━━━ Records

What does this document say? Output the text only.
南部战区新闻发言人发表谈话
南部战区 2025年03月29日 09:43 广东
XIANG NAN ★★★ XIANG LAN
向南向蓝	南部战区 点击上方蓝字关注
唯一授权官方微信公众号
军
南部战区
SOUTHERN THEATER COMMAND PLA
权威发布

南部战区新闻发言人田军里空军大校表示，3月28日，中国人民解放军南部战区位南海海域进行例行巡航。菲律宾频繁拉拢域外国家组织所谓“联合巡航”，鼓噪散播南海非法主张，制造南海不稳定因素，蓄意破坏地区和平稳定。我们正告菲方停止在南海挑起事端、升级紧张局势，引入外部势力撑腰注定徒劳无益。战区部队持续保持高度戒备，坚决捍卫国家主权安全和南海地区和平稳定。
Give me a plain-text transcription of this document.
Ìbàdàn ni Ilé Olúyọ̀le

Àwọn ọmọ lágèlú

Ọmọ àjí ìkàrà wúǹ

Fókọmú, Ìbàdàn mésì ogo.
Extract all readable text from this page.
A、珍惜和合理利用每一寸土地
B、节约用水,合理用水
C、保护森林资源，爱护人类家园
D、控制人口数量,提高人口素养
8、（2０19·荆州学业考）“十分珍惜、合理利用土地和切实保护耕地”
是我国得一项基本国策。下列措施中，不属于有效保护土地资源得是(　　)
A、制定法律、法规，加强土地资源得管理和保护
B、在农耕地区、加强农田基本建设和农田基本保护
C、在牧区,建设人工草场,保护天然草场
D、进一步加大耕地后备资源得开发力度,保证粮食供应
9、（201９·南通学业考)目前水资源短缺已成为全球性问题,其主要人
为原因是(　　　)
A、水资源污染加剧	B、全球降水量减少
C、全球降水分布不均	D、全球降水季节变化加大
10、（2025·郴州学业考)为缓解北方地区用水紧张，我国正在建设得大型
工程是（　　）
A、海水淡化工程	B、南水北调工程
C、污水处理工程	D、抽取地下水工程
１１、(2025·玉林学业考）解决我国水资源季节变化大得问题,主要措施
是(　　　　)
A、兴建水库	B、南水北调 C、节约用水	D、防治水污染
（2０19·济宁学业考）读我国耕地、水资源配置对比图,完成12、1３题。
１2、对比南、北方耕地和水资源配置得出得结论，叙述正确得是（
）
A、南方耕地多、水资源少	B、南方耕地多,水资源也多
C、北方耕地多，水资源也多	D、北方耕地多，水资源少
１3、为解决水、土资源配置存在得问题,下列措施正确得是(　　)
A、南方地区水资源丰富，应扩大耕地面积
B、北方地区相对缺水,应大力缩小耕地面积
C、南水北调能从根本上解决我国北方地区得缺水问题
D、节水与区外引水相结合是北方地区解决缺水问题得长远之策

━━━━━━

Exercise: Filter the records above for lines containing the word "this", and copy those lines.

Solution:
What does this document say? Output the text only.
Give me a plain-text transcription of this document.
Extract all readable text from this page.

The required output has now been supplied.